▶ [Dataset excerpt]
begin
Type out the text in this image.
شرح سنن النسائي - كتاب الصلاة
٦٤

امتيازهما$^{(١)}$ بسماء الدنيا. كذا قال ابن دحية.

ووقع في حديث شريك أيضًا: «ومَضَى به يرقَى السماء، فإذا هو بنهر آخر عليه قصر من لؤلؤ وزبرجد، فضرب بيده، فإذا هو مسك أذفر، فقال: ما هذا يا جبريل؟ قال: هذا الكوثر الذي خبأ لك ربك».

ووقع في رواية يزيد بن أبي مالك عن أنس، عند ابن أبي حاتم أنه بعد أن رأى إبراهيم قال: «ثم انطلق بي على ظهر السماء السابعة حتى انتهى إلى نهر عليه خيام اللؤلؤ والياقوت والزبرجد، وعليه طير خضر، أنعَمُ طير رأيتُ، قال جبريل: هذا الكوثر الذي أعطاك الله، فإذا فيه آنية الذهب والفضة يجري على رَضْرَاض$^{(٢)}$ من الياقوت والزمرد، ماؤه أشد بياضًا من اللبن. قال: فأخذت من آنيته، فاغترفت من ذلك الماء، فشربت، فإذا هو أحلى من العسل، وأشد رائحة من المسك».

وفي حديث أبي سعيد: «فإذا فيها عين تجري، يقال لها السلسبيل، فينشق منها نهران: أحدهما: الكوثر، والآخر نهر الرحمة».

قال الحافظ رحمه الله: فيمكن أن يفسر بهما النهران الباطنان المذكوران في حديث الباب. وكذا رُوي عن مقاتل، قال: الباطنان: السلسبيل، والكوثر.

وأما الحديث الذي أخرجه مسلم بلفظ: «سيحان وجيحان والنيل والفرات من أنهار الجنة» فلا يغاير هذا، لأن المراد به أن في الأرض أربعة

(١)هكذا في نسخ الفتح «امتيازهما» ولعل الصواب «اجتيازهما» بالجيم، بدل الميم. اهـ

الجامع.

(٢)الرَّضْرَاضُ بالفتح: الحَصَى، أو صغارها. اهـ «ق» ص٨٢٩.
end
▶ [WHAT TO PRODUCE] Restate each record exactly as written.

▶ [SOLUTION FOR THIS EXERCISE]
Type out the text in this image.
شرح سنن النسائي - كتاب الصلاة
٦٤

امتيازهما$^{(١)}$ بسماء الدنيا. كذا قال ابن دحية.

ووقع في حديث شريك أيضًا: «ومَضَى به يرقَى السماء، فإذا هو بنهر آخر عليه قصر من لؤلؤ وزبرجد، فضرب بيده، فإذا هو مسك أذفر، فقال: ما هذا يا جبريل؟ قال: هذا الكوثر الذي خبأ لك ربك».

ووقع في رواية يزيد بن أبي مالك عن أنس، عند ابن أبي حاتم أنه بعد أن رأى إبراهيم قال: «ثم انطلق بي على ظهر السماء السابعة حتى انتهى إلى نهر عليه خيام اللؤلؤ والياقوت والزبرجد، وعليه طير خضر، أنعَمُ طير رأيتُ، قال جبريل: هذا الكوثر الذي أعطاك الله، فإذا فيه آنية الذهب والفضة يجري على رَضْرَاض$^{(٢)}$ من الياقوت والزمرد، ماؤه أشد بياضًا من اللبن. قال: فأخذت من آنيته، فاغترفت من ذلك الماء، فشربت، فإذا هو أحلى من العسل، وأشد رائحة من المسك».

وفي حديث أبي سعيد: «فإذا فيها عين تجري، يقال لها السلسبيل، فينشق منها نهران: أحدهما: الكوثر، والآخر نهر الرحمة».

قال الحافظ رحمه الله: فيمكن أن يفسر بهما النهران الباطنان المذكوران في حديث الباب. وكذا رُوي عن مقاتل، قال: الباطنان: السلسبيل، والكوثر.

وأما الحديث الذي أخرجه مسلم بلفظ: «سيحان وجيحان والنيل والفرات من أنهار الجنة» فلا يغاير هذا، لأن المراد به أن في الأرض أربعة

(١)هكذا في نسخ الفتح «امتيازهما» ولعل الصواب «اجتيازهما» بالجيم، بدل الميم. اهـ

الجامع.

(٢)الرَّضْرَاضُ بالفتح: الحَصَى، أو صغارها. اهـ «ق» ص٨٢٩.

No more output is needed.